DIRECTIONS |
Each record must be retyped in full. No character may differ.

----- PROVIDED MATERIAL

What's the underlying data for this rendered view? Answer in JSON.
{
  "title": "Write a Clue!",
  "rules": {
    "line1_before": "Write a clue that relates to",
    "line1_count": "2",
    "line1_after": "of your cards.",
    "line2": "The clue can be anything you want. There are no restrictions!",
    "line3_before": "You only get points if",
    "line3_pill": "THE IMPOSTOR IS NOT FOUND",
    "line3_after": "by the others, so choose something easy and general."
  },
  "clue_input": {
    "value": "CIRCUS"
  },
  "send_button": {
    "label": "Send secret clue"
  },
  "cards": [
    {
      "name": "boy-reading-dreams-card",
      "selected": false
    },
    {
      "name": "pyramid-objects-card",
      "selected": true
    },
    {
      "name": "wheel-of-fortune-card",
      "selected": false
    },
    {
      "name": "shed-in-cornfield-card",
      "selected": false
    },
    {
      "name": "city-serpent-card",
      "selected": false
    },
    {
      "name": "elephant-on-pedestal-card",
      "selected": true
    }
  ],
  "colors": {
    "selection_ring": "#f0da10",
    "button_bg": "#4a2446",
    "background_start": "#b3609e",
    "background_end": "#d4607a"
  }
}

----------

WORKED SOLUTION |
What's the underlying data for this rendered view? Answer in JSON.
{
  "title": "Write a Clue!",
  "rules": {
    "line1_before": "Write a clue that relates to",
    "line1_count": "2",
    "line1_after": "of your cards.",
    "line2": "The clue can be anything you want. There are no restrictions!",
    "line3_before": "You only get points if",
    "line3_pill": "THE IMPOSTOR IS NOT FOUND",
    "line3_after": "by the others, so choose something easy and general."
  },
  "clue_input": {
    "value": "CIRCUS"
  },
  "send_button": {
    "label": "Send secret clue"
  },
  "cards": [
    {
      "name": "boy-reading-dreams-card",
      "selected": false
    },
    {
      "name": "pyramid-objects-card",
      "selected": true
    },
    {
      "name": "wheel-of-fortune-card",
      "selected": false
    },
    {
      "name": "shed-in-cornfield-card",
      "selected": false
    },
    {
      "name": "city-serpent-card",
      "selected": false
    },
    {
      "name": "elephant-on-pedestal-card",
      "selected": true
    }
  ],
  "colors": {
    "selection_ring": "#f0da10",
    "button_bg": "#4a2446",
    "background_start": "#b3609e",
    "background_end": "#d4607a"
  }
}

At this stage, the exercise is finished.